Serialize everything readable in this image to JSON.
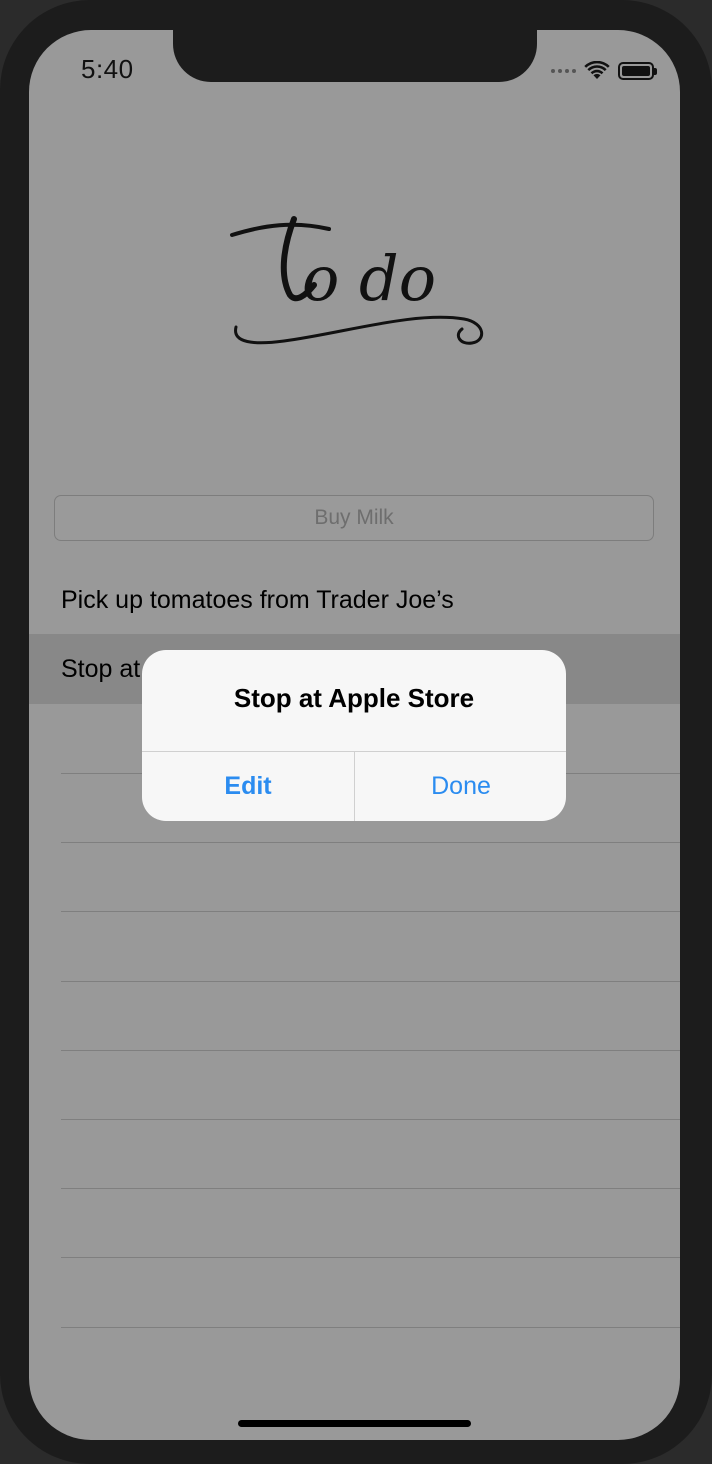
{
  "status_bar": {
    "time": "5:40",
    "wifi_icon": "wifi-icon",
    "battery_icon": "battery-icon",
    "signal_icon": "cellular-signal-icon"
  },
  "logo": {
    "text": "to do",
    "icon": "todo-script-logo"
  },
  "new_item_input": {
    "value": "",
    "placeholder": "Buy Milk"
  },
  "todo_items": [
    {
      "label": "Pick up tomatoes from Trader Joe’s",
      "selected": false
    },
    {
      "label": "Stop at Apple Store",
      "selected": true
    }
  ],
  "alert": {
    "title": "Stop at Apple Store",
    "buttons": [
      {
        "label": "Edit",
        "bold": true
      },
      {
        "label": "Done",
        "bold": false
      }
    ]
  },
  "colors": {
    "accent": "#2b8cf0",
    "dim_background": "#999999",
    "selected_row": "#888888"
  }
}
* * *
Restate each line of the records exactly; pictures do not belong in the copy.

Serialize everything readable in this image to JSON.
{
  "status_bar": {
    "time": "5:40",
    "wifi_icon": "wifi-icon",
    "battery_icon": "battery-icon",
    "signal_icon": "cellular-signal-icon"
  },
  "logo": {
    "text": "to do",
    "icon": "todo-script-logo"
  },
  "new_item_input": {
    "value": "",
    "placeholder": "Buy Milk"
  },
  "todo_items": [
    {
      "label": "Pick up tomatoes from Trader Joe’s",
      "selected": false
    },
    {
      "label": "Stop at Apple Store",
      "selected": true
    }
  ],
  "alert": {
    "title": "Stop at Apple Store",
    "buttons": [
      {
        "label": "Edit",
        "bold": true
      },
      {
        "label": "Done",
        "bold": false
      }
    ]
  },
  "colors": {
    "accent": "#2b8cf0",
    "dim_background": "#999999",
    "selected_row": "#888888"
  }
}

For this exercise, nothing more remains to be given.